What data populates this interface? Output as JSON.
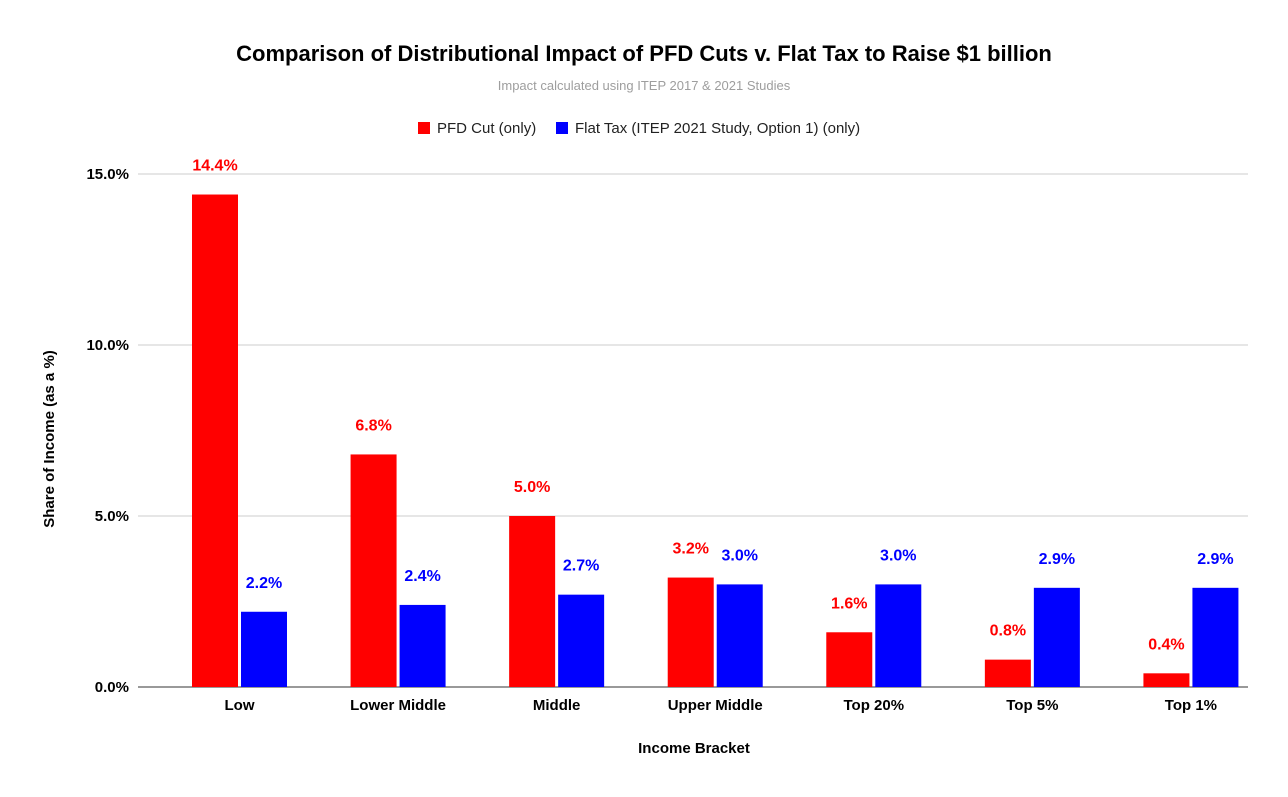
{
  "chart_data": {
    "type": "bar",
    "title": "Comparison of Distributional Impact of PFD Cuts v. Flat Tax to Raise $1 billion",
    "subtitle": "Impact calculated using ITEP 2017 & 2021 Studies",
    "xlabel": "Income Bracket",
    "ylabel": "Share of Income (as a %)",
    "ylim": [
      0,
      15
    ],
    "yticks": [
      0,
      5,
      10,
      15
    ],
    "ytick_labels": [
      "0.0%",
      "5.0%",
      "10.0%",
      "15.0%"
    ],
    "grid": true,
    "legend_position": "top",
    "categories": [
      "Low",
      "Lower Middle",
      "Middle",
      "Upper Middle",
      "Top 20%",
      "Top 5%",
      "Top 1%"
    ],
    "series": [
      {
        "name": "PFD Cut (only)",
        "color": "#ff0000",
        "values": [
          14.4,
          6.8,
          5.0,
          3.2,
          1.6,
          0.8,
          0.4
        ],
        "labels": [
          "14.4%",
          "6.8%",
          "5.0%",
          "3.2%",
          "1.6%",
          "0.8%",
          "0.4%"
        ]
      },
      {
        "name": "Flat Tax (ITEP 2021 Study, Option 1) (only)",
        "color": "#0000ff",
        "values": [
          2.2,
          2.4,
          2.7,
          3.0,
          3.0,
          2.9,
          2.9
        ],
        "labels": [
          "2.2%",
          "2.4%",
          "2.7%",
          "3.0%",
          "3.0%",
          "2.9%",
          "2.9%"
        ]
      }
    ]
  }
}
____
GIVEN PROBLEM: Every entry must be reproduced exactly, with the images left out.

ANSWER TO THE PROBLEM:
What data populates this interface? Output as JSON.
{
  "chart_data": {
    "type": "bar",
    "title": "Comparison of Distributional Impact of PFD Cuts v. Flat Tax to Raise $1 billion",
    "subtitle": "Impact calculated using ITEP 2017 & 2021 Studies",
    "xlabel": "Income Bracket",
    "ylabel": "Share of Income (as a %)",
    "ylim": [
      0,
      15
    ],
    "yticks": [
      0,
      5,
      10,
      15
    ],
    "ytick_labels": [
      "0.0%",
      "5.0%",
      "10.0%",
      "15.0%"
    ],
    "grid": true,
    "legend_position": "top",
    "categories": [
      "Low",
      "Lower Middle",
      "Middle",
      "Upper Middle",
      "Top 20%",
      "Top 5%",
      "Top 1%"
    ],
    "series": [
      {
        "name": "PFD Cut (only)",
        "color": "#ff0000",
        "values": [
          14.4,
          6.8,
          5.0,
          3.2,
          1.6,
          0.8,
          0.4
        ],
        "labels": [
          "14.4%",
          "6.8%",
          "5.0%",
          "3.2%",
          "1.6%",
          "0.8%",
          "0.4%"
        ]
      },
      {
        "name": "Flat Tax (ITEP 2021 Study, Option 1) (only)",
        "color": "#0000ff",
        "values": [
          2.2,
          2.4,
          2.7,
          3.0,
          3.0,
          2.9,
          2.9
        ],
        "labels": [
          "2.2%",
          "2.4%",
          "2.7%",
          "3.0%",
          "3.0%",
          "2.9%",
          "2.9%"
        ]
      }
    ]
  }
}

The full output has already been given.